Stored items
□ □ □ □ □ □ □

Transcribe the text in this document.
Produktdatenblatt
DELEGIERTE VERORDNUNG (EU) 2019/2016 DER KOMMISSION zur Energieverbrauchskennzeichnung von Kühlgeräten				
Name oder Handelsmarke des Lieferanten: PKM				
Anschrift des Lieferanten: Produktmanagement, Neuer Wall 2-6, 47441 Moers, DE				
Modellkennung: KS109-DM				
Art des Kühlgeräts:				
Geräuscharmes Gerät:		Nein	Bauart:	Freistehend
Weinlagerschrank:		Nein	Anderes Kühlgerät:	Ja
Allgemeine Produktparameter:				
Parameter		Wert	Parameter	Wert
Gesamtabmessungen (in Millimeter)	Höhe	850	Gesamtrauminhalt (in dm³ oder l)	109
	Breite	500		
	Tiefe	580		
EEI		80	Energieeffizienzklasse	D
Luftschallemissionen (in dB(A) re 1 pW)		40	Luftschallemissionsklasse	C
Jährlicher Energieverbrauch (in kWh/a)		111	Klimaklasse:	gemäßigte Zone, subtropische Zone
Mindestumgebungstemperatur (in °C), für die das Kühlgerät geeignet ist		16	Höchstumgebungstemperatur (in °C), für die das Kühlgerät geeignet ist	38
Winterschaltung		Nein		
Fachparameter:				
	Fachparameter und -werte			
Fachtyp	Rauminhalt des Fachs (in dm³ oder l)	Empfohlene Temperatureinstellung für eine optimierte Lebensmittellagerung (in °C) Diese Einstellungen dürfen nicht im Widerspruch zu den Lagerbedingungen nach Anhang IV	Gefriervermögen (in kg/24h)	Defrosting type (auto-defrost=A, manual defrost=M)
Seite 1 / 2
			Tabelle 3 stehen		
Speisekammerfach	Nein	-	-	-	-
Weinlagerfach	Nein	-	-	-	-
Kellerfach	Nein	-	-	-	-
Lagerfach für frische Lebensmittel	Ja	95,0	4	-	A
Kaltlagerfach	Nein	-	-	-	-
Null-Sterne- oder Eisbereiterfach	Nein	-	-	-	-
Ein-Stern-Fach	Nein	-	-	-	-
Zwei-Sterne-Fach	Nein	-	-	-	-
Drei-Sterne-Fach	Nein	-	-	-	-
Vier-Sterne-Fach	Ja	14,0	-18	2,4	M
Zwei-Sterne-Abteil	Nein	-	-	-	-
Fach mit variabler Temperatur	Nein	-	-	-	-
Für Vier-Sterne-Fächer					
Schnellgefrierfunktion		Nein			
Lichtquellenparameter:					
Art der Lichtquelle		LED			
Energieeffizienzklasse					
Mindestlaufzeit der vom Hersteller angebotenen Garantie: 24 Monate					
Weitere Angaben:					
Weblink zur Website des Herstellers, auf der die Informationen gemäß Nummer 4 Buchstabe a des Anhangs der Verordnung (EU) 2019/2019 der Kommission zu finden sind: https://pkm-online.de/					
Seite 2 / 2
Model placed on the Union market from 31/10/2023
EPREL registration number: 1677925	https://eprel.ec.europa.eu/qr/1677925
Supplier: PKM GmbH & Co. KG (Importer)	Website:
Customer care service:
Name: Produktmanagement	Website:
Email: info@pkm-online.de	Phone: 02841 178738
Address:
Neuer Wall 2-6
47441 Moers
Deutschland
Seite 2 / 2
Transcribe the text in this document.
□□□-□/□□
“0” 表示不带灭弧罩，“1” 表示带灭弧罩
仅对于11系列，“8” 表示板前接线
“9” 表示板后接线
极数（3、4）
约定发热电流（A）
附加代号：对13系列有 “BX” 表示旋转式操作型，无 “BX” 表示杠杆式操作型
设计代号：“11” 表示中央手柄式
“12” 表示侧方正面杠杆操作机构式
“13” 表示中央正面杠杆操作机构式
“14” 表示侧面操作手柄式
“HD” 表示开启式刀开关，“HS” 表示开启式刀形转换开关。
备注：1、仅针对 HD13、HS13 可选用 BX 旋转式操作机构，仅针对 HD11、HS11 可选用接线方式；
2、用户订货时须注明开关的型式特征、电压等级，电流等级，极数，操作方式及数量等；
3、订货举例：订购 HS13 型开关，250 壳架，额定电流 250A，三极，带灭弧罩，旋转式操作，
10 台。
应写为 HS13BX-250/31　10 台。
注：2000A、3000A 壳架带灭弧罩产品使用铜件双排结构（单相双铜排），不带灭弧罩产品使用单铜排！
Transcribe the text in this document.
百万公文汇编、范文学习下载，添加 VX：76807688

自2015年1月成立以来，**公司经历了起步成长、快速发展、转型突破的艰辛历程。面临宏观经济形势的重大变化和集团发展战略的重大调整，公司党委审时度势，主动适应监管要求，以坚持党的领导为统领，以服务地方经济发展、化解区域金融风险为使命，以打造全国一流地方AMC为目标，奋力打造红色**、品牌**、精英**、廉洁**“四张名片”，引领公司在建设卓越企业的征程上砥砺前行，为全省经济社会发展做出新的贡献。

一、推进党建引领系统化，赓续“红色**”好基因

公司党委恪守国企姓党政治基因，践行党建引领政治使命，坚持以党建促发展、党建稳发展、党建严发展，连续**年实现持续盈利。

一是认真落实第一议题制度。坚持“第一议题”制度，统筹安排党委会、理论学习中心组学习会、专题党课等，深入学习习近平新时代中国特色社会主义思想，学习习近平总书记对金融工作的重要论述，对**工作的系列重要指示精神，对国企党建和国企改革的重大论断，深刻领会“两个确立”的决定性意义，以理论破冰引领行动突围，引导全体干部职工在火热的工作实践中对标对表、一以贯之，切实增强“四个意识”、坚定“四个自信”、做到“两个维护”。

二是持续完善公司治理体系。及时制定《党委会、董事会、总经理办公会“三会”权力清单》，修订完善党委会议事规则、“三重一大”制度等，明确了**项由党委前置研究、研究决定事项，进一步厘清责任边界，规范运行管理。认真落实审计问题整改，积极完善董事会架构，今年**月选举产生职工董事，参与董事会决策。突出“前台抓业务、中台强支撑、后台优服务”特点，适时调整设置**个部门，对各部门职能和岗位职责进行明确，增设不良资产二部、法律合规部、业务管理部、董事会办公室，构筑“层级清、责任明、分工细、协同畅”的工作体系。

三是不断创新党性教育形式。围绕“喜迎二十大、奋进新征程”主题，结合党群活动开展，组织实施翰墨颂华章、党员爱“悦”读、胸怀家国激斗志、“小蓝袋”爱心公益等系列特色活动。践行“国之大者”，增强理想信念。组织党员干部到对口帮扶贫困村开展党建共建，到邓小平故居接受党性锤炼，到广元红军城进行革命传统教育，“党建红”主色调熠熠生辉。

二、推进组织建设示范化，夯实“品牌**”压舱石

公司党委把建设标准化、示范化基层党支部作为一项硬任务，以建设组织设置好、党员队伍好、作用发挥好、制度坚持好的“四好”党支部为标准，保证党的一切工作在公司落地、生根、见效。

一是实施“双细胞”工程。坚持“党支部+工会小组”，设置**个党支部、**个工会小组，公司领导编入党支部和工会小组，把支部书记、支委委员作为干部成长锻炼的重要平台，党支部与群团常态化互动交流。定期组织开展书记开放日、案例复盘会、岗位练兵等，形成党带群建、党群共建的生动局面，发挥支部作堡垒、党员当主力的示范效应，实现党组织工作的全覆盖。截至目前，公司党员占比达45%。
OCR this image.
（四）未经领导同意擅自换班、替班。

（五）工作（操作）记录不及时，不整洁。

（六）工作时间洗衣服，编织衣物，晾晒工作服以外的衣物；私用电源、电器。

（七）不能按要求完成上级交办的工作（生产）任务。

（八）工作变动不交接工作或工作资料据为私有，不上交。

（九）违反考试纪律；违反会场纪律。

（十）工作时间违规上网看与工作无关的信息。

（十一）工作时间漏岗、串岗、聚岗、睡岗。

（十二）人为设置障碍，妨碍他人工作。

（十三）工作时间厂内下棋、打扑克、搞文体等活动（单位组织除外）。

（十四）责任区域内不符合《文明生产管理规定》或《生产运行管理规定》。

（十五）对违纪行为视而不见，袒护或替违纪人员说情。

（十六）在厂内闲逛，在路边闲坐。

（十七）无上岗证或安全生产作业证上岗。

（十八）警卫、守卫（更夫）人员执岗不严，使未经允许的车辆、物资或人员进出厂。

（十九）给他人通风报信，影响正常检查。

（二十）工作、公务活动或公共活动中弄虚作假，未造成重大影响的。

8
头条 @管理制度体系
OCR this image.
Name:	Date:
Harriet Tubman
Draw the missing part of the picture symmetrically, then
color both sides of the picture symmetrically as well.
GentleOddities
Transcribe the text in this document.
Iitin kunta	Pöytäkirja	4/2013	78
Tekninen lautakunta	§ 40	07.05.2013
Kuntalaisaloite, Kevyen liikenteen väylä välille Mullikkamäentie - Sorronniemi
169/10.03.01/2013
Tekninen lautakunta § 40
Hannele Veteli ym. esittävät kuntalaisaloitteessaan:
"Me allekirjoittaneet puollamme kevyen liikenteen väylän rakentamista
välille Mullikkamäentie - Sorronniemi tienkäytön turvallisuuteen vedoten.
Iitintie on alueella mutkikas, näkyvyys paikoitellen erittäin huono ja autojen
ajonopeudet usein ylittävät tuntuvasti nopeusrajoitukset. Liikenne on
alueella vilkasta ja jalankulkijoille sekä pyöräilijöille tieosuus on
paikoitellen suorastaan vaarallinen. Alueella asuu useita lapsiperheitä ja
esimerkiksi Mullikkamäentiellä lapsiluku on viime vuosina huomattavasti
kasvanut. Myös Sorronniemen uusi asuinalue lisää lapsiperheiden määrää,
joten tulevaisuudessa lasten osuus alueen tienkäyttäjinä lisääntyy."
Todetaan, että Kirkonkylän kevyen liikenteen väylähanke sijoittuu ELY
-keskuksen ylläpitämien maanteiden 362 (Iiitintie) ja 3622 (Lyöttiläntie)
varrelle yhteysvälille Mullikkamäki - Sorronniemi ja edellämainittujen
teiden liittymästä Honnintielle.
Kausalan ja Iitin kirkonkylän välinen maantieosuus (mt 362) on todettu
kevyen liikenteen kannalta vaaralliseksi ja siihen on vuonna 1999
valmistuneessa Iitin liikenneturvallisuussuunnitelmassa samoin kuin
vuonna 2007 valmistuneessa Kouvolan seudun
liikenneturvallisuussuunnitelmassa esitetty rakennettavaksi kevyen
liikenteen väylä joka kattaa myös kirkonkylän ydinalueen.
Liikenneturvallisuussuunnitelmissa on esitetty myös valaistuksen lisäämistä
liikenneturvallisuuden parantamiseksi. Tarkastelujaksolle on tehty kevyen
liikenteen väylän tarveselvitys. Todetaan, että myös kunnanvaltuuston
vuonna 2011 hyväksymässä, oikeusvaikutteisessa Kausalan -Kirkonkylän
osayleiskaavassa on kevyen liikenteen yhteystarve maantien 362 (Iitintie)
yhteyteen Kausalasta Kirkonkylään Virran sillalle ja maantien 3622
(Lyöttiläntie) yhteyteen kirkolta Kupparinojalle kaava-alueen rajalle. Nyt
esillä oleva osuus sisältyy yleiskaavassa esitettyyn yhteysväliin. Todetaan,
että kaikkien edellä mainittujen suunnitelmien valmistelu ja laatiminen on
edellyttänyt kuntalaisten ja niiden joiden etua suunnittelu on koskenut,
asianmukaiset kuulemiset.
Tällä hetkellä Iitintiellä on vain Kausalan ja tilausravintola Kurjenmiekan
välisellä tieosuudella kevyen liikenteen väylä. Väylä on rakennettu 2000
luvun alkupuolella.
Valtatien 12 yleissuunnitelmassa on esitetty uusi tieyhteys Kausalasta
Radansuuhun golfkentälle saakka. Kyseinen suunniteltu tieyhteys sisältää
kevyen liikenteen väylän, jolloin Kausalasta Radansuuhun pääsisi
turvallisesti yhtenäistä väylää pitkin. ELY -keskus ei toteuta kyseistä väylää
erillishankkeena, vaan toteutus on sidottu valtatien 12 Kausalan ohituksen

□ □ □ □ □ □ □

Collect from the data above every line that includes "Sorronniemi".

### Answer to the task
Kuntalaisaloite, Kevyen liikenteen väylä välille Mullikkamäentie - Sorronniemi
välille Mullikkamäentie - Sorronniemi tienkäytön turvallisuuteen vedoten.
varrelle yhteysvälille Mullikkamäki - Sorronniemi ja edellämainittujen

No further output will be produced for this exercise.